──────── Provided entries

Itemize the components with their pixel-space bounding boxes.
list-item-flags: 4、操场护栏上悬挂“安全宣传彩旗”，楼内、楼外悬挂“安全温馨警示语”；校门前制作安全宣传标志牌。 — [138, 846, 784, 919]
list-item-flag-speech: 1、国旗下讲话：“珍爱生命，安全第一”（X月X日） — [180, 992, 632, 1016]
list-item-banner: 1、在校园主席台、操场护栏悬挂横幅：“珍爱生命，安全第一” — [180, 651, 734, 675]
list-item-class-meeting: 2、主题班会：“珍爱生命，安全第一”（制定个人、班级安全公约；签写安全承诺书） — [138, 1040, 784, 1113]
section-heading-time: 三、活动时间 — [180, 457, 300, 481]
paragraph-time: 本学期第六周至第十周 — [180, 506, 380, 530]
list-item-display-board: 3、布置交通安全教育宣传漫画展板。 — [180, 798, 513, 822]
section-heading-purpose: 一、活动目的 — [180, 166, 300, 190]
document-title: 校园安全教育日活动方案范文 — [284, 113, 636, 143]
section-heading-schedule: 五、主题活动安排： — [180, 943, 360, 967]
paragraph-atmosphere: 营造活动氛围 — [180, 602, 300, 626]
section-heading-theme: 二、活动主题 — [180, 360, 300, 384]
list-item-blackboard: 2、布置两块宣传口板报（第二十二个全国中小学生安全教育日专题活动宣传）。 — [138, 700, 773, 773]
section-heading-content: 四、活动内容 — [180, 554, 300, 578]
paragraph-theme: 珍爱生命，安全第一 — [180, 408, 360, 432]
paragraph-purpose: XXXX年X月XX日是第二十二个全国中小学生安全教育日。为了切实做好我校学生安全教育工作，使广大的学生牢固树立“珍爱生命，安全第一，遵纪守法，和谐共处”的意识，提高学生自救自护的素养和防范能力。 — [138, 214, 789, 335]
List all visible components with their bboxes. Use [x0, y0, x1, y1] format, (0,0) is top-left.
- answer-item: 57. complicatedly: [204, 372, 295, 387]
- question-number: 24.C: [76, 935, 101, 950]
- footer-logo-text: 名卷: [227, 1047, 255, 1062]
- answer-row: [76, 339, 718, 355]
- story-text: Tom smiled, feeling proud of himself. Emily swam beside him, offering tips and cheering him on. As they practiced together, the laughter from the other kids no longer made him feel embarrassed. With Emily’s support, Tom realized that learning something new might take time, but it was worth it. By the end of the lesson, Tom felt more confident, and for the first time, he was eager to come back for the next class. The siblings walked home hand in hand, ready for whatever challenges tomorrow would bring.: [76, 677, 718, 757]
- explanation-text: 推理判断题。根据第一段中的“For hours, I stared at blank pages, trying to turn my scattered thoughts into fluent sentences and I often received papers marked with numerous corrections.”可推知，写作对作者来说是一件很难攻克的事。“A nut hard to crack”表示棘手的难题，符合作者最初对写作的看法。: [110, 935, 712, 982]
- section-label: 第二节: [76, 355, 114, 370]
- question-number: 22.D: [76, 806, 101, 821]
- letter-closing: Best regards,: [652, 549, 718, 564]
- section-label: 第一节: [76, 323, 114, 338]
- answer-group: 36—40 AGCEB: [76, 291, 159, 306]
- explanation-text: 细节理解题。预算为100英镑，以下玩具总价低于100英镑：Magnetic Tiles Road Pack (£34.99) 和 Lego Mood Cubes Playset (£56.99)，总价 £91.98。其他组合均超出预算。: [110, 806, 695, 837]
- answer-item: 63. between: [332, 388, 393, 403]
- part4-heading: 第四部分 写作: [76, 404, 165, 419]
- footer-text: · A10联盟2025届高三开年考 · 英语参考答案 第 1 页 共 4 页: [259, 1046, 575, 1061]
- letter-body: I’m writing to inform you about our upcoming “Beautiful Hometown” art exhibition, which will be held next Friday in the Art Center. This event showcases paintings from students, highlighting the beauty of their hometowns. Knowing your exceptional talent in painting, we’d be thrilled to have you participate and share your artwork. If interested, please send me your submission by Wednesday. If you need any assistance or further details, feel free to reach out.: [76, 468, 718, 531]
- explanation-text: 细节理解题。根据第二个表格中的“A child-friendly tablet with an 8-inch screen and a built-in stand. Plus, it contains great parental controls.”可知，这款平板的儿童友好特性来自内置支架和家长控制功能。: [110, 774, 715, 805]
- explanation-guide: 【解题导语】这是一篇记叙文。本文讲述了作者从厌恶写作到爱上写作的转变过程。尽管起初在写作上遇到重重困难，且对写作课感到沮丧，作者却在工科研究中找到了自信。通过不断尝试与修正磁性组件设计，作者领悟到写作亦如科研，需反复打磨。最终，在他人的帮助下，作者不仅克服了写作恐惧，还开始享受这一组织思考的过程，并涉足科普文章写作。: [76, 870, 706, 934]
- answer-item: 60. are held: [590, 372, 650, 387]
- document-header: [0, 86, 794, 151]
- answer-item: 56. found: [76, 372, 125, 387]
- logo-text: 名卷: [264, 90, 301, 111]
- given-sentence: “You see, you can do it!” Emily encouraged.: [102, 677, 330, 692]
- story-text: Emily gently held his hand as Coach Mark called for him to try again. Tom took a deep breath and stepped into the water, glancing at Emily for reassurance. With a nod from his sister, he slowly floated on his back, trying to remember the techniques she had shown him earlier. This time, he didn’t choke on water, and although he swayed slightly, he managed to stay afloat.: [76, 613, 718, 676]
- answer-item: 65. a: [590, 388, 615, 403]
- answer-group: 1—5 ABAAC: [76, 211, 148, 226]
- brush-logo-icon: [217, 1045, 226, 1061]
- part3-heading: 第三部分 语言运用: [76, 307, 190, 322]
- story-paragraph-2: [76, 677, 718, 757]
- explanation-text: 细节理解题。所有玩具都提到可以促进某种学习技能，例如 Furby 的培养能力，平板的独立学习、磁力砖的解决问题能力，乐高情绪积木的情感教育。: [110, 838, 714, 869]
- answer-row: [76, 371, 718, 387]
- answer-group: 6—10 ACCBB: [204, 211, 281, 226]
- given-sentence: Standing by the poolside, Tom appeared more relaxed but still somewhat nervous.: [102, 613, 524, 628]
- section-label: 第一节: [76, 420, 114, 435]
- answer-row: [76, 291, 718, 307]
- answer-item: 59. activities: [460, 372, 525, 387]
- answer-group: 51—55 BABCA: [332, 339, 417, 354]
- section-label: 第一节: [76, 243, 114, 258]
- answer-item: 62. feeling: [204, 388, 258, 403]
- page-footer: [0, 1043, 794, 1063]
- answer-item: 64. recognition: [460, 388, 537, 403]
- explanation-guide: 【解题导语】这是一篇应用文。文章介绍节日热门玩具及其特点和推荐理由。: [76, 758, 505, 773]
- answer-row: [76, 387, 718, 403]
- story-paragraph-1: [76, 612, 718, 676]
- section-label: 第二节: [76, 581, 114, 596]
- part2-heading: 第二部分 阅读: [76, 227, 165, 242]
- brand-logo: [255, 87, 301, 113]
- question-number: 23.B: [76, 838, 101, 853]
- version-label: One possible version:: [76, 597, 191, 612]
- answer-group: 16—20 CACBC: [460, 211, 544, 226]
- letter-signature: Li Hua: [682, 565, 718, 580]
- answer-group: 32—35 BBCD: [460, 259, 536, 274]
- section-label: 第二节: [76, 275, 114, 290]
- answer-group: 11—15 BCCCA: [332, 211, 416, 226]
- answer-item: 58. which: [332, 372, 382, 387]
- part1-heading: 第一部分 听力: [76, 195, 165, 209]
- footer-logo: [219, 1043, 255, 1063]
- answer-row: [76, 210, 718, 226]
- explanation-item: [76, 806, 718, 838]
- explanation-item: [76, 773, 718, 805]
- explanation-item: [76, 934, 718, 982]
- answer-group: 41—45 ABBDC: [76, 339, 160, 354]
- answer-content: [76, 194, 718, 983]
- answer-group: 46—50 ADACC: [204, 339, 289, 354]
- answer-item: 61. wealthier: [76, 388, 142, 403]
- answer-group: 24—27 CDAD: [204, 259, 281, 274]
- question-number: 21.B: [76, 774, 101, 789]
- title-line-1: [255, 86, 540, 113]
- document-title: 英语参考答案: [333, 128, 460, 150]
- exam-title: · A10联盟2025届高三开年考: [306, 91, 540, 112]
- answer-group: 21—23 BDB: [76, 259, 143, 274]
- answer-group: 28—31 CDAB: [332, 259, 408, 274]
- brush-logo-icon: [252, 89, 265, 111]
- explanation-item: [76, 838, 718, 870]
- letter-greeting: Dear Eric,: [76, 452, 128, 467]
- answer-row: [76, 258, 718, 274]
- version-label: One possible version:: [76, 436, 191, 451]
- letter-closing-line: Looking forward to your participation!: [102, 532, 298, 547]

────────────────

■ Written task
Put every line from the beginning of the records through the line containing "651, 734, 675]" into a JSON list of strings, one string per line, with blank lines omitted.

■ Full solution
[
  "Itemize the components with their pixel-space bounding boxes.",
  "list-item-flags: 4、操场护栏上悬挂“安全宣传彩旗”，楼内、楼外悬挂“安全温馨警示语”；校门前制作安全宣传标志牌。 — [138, 846, 784, 919]",
  "list-item-flag-speech: 1、国旗下讲话：“珍爱生命，安全第一”（X月X日） — [180, 992, 632, 1016]",
  "list-item-banner: 1、在校园主席台、操场护栏悬挂横幅：“珍爱生命，安全第一” — [180, 651, 734, 675]"
]